**Records from a dataset:**
-- -- --

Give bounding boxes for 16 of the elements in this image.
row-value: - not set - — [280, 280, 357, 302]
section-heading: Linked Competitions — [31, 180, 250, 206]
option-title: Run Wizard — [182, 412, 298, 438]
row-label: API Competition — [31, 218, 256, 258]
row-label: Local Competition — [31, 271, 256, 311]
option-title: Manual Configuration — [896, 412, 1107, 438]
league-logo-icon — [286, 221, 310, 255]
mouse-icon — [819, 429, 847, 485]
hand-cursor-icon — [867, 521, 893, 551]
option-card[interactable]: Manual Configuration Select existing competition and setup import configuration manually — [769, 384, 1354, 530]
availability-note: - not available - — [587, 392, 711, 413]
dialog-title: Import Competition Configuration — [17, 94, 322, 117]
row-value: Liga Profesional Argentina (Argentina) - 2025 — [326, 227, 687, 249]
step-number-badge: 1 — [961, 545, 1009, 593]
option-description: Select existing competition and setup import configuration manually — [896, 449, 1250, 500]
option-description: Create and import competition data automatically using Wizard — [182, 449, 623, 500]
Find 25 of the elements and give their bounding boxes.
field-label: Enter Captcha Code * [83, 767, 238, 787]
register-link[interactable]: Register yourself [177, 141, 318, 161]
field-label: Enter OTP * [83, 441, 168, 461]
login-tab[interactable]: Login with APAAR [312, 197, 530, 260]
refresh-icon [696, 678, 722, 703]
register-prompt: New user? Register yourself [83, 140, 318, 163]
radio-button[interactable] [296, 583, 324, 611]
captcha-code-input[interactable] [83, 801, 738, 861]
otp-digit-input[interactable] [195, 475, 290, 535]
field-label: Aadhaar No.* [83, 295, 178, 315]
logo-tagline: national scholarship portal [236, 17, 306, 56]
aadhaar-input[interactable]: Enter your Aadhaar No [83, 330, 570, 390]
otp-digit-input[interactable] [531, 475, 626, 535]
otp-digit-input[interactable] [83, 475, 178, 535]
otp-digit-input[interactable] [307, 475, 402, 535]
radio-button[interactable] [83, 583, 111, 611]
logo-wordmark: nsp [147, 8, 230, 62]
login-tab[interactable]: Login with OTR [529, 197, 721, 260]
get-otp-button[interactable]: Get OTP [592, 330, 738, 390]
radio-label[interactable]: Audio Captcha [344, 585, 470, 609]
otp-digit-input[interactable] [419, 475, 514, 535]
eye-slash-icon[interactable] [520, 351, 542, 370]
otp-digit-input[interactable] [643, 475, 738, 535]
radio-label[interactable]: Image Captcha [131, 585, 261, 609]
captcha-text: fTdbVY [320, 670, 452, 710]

-- -- --

**What the task asks:**
Reproduce every line of the data above with no changes.

**The output:**
Give bounding boxes for 16 of the elements in this image.
row-value: - not set - — [280, 280, 357, 302]
section-heading: Linked Competitions — [31, 180, 250, 206]
option-title: Run Wizard — [182, 412, 298, 438]
row-label: API Competition — [31, 218, 256, 258]
row-label: Local Competition — [31, 271, 256, 311]
option-title: Manual Configuration — [896, 412, 1107, 438]
league-logo-icon — [286, 221, 310, 255]
mouse-icon — [819, 429, 847, 485]
hand-cursor-icon — [867, 521, 893, 551]
option-card[interactable]: Manual Configuration Select existing competition and setup import configuration manually — [769, 384, 1354, 530]
availability-note: - not available - — [587, 392, 711, 413]
dialog-title: Import Competition Configuration — [17, 94, 322, 117]
row-value: Liga Profesional Argentina (Argentina) - 2025 — [326, 227, 687, 249]
step-number-badge: 1 — [961, 545, 1009, 593]
option-description: Select existing competition and setup import configuration manually — [896, 449, 1250, 500]
option-description: Create and import competition data automatically using Wizard — [182, 449, 623, 500]
Find 25 of the elements and give their bounding boxes.
field-label: Enter Captcha Code * [83, 767, 238, 787]
register-link[interactable]: Register yourself [177, 141, 318, 161]
field-label: Enter OTP * [83, 441, 168, 461]
login-tab[interactable]: Login with APAAR [312, 197, 530, 260]
refresh-icon [696, 678, 722, 703]
register-prompt: New user? Register yourself [83, 140, 318, 163]
radio-button[interactable] [296, 583, 324, 611]
captcha-code-input[interactable] [83, 801, 738, 861]
otp-digit-input[interactable] [195, 475, 290, 535]
field-label: Aadhaar No.* [83, 295, 178, 315]
logo-tagline: national scholarship portal [236, 17, 306, 56]
aadhaar-input[interactable]: Enter your Aadhaar No [83, 330, 570, 390]
otp-digit-input[interactable] [531, 475, 626, 535]
otp-digit-input[interactable] [83, 475, 178, 535]
otp-digit-input[interactable] [307, 475, 402, 535]
radio-button[interactable] [83, 583, 111, 611]
logo-wordmark: nsp [147, 8, 230, 62]
login-tab[interactable]: Login with OTR [529, 197, 721, 260]
get-otp-button[interactable]: Get OTP [592, 330, 738, 390]
radio-label[interactable]: Audio Captcha [344, 585, 470, 609]
otp-digit-input[interactable] [419, 475, 514, 535]
eye-slash-icon[interactable] [520, 351, 542, 370]
otp-digit-input[interactable] [643, 475, 738, 535]
radio-label[interactable]: Image Captcha [131, 585, 261, 609]
captcha-text: fTdbVY [320, 670, 452, 710]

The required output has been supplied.